What you are asked to do -> Skip the images. Copy the records exactly as written.

====================

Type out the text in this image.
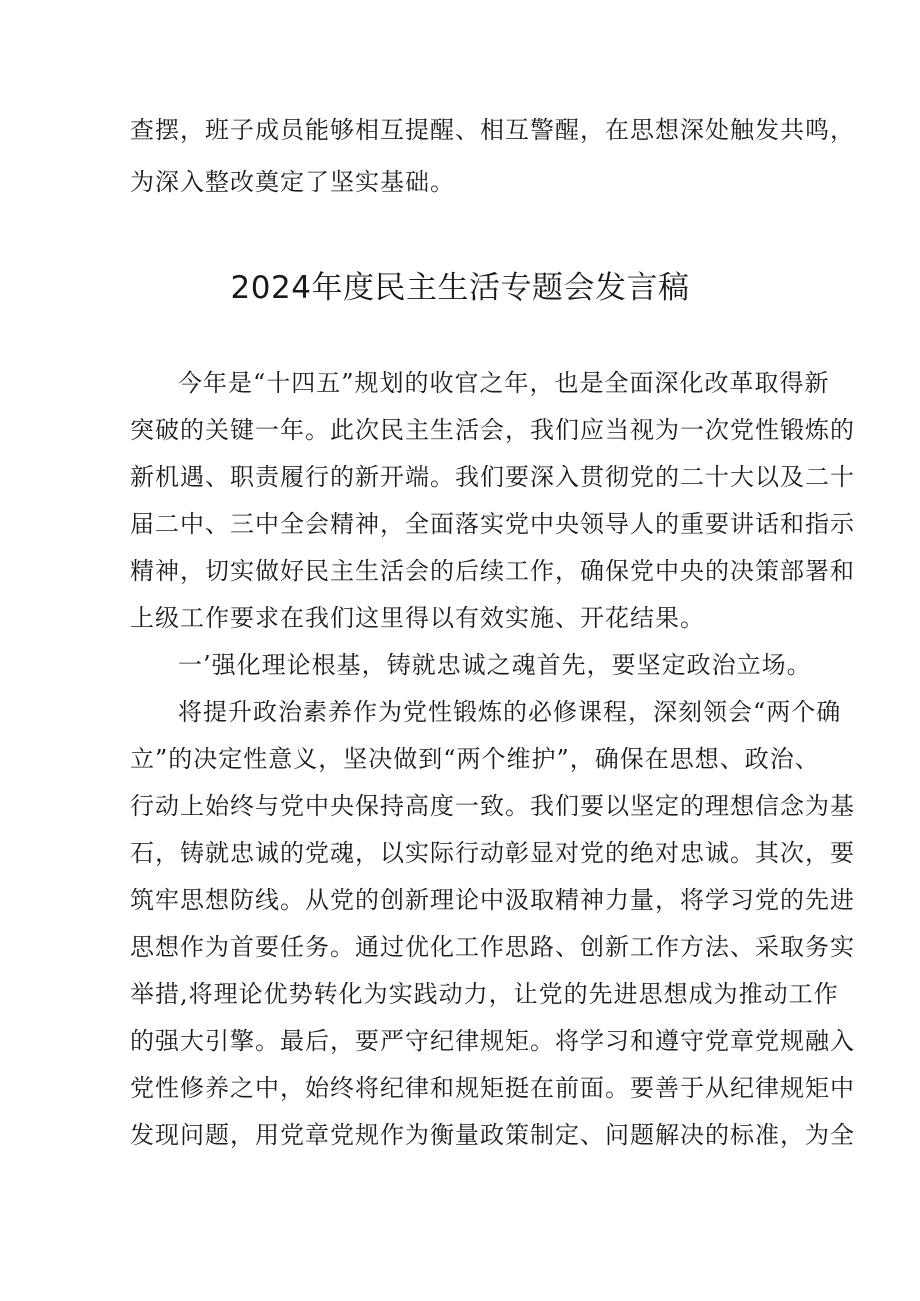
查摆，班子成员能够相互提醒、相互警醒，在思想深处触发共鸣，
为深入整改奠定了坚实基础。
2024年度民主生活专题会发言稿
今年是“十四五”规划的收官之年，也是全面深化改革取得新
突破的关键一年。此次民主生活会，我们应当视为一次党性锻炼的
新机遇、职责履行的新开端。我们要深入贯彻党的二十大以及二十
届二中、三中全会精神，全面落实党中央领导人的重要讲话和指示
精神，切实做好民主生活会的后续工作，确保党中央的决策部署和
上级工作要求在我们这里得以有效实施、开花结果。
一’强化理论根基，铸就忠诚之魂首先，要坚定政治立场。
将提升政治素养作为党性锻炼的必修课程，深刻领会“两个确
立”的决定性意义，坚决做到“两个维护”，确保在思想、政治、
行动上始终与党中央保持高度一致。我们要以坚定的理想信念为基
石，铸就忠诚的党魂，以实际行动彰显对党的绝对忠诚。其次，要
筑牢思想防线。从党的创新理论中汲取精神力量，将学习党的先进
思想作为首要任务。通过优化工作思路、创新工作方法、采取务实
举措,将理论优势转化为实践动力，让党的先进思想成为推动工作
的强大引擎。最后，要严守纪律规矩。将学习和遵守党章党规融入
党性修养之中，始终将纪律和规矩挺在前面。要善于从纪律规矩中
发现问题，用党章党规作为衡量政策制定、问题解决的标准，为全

====================

Task output ->
Type out the text in this image.
查摆，班子成员能够相互提醒、相互警醒，在思想深处触发共鸣，
为深入整改奠定了坚实基础。
2024年度民主生活专题会发言稿
今年是“十四五”规划的收官之年，也是全面深化改革取得新
突破的关键一年。此次民主生活会，我们应当视为一次党性锻炼的
新机遇、职责履行的新开端。我们要深入贯彻党的二十大以及二十
届二中、三中全会精神，全面落实党中央领导人的重要讲话和指示
精神，切实做好民主生活会的后续工作，确保党中央的决策部署和
上级工作要求在我们这里得以有效实施、开花结果。
一’强化理论根基，铸就忠诚之魂首先，要坚定政治立场。
将提升政治素养作为党性锻炼的必修课程，深刻领会“两个确
立”的决定性意义，坚决做到“两个维护”，确保在思想、政治、
行动上始终与党中央保持高度一致。我们要以坚定的理想信念为基
石，铸就忠诚的党魂，以实际行动彰显对党的绝对忠诚。其次，要
筑牢思想防线。从党的创新理论中汲取精神力量，将学习党的先进
思想作为首要任务。通过优化工作思路、创新工作方法、采取务实
举措,将理论优势转化为实践动力，让党的先进思想成为推动工作
的强大引擎。最后，要严守纪律规矩。将学习和遵守党章党规融入
党性修养之中，始终将纪律和规矩挺在前面。要善于从纪律规矩中
发现问题，用党章党规作为衡量政策制定、问题解决的标准，为全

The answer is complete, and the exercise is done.